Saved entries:
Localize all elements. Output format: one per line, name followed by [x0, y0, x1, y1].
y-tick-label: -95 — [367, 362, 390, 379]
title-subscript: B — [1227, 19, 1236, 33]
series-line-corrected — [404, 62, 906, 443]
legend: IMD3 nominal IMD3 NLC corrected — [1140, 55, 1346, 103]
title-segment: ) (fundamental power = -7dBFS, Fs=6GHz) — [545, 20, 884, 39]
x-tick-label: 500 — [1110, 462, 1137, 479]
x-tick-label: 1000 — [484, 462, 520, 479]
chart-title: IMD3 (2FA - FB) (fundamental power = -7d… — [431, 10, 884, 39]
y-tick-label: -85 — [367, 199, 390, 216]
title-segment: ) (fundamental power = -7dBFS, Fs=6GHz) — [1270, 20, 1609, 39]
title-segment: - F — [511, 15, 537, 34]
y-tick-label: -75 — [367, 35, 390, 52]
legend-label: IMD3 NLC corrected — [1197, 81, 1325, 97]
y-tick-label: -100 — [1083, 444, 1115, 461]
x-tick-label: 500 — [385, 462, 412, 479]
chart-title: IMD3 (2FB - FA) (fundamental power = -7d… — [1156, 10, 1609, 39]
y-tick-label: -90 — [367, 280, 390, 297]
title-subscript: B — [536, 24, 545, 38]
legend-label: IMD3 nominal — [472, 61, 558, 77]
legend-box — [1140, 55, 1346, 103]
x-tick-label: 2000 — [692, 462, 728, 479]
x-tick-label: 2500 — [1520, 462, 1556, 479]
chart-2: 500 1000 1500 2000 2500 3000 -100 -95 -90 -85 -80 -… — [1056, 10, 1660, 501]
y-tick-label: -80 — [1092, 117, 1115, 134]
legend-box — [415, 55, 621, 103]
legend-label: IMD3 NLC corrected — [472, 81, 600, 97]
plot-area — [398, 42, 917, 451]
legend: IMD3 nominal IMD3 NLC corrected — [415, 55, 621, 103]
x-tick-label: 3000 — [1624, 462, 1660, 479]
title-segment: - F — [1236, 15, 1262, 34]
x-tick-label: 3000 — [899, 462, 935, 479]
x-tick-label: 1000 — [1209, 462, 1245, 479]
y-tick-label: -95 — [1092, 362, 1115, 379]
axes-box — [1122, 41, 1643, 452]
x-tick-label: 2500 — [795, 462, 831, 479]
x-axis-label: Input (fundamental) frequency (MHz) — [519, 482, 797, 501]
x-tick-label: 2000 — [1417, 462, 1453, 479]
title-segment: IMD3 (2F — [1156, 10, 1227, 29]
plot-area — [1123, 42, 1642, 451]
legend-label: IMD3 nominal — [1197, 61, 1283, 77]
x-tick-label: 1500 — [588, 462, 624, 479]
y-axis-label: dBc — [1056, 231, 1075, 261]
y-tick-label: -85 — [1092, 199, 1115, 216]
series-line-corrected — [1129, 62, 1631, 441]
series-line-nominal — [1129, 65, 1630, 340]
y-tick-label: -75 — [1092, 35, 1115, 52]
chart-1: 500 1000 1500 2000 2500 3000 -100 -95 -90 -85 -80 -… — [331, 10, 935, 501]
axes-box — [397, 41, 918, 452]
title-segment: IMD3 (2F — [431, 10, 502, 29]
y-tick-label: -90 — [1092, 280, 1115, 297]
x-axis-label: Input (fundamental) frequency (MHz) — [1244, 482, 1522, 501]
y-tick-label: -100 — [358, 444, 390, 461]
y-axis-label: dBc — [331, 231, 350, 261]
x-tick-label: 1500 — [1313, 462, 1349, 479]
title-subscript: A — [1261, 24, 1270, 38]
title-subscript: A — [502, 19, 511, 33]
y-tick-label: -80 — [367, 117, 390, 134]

→ **WORK TO DO**: Report the number of lines in the records that contain the string "corrected", with case counting as a difference. Give only the number.

→ **WRITTEN ANSWER**: 6